**** Record list

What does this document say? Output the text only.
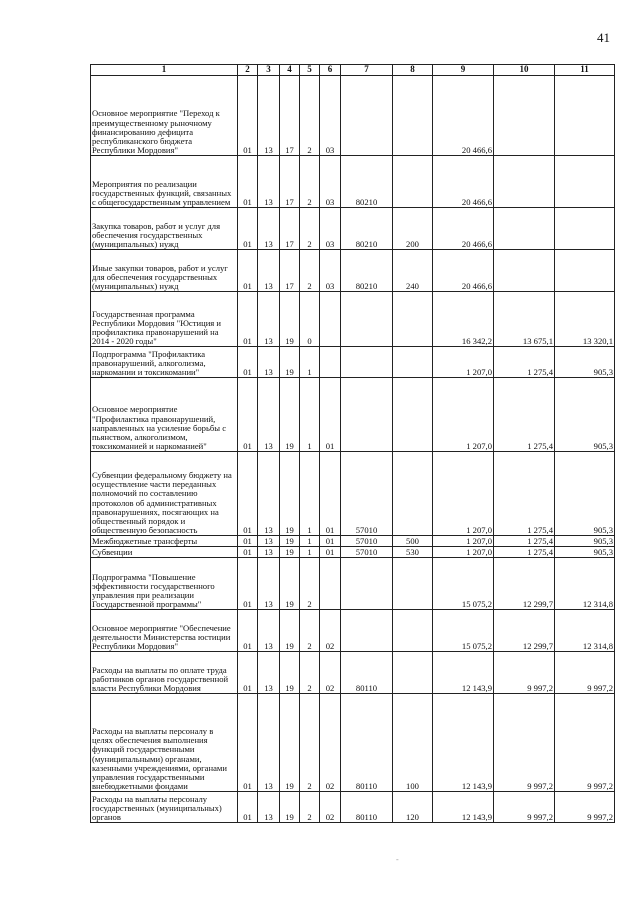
41
1	2	3	4	5	6	7	8	9	10	11
Основное мероприятие "Переход к преимущественному рыночному финансированию дефицита республиканского бюджета Республики Мордовия"	01	13	17	2	03			20 466,6		
Мероприятия по реализации государственных функций, связанных с общегосударственным управлением	01	13	17	2	03	80210		20 466,6		
Закупка товаров, работ и услуг для обеспечения государственных (муниципальных) нужд	01	13	17	2	03	80210	200	20 466,6		
Иные закупки товаров, работ и услуг для обеспечения государственных (муниципальных) нужд	01	13	17	2	03	80210	240	20 466,6		
Государственная программа Республики Мордовия "Юстиция и профилактика правонарушений на 2014 - 2020 годы"	01	13	19	0				16 342,2	13 675,1	13 320,1
Подпрограмма "Профилактика правонарушений, алкоголизма, наркомании и токсикомании"	01	13	19	1				1 207,0	1 275,4	905,3
Основное мероприятие "Профилактика правонарушений, направленных на усиление борьбы с пьянством, алкоголизмом, токсикоманией и наркоманией"	01	13	19	1	01			1 207,0	1 275,4	905,3
Субвенции федеральному бюджету на осуществление части переданных полномочий по составлению протоколов об административных правонарушениях, посягающих на общественный порядок и общественную безопасность	01	13	19	1	01	57010		1 207,0	1 275,4	905,3
Межбюджетные трансферты	01	13	19	1	01	57010	500	1 207,0	1 275,4	905,3
Субвенции	01	13	19	1	01	57010	530	1 207,0	1 275,4	905,3
Подпрограмма "Повышение эффективности государственного управления при реализации Государственной программы"	01	13	19	2				15 075,2	12 299,7	12 314,8
Основное мероприятие "Обеспечение деятельности Министерства юстиции Республики Мордовия"	01	13	19	2	02			15 075,2	12 299,7	12 314,8
Расходы на выплаты по оплате труда работников органов государственной власти Республики Мордовия	01	13	19	2	02	80110		12 143,9	9 997,2	9 997,2
Расходы на выплаты персоналу в целях обеспечения выполнения функций государственными (муниципальными) органами, казенными учреждениями, органами управления государственными внебюджетными фондами	01	13	19	2	02	80110	100	12 143,9	9 997,2	9 997,2
Расходы на выплаты персоналу государственных (муниципальных) органов	01	13	19	2	02	80110	120	12 143,9	9 997,2	9 997,2
-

********

Task details — What is the number of lines that contain "мероприятие"? Reply with that number alone.

Finished exercise — 3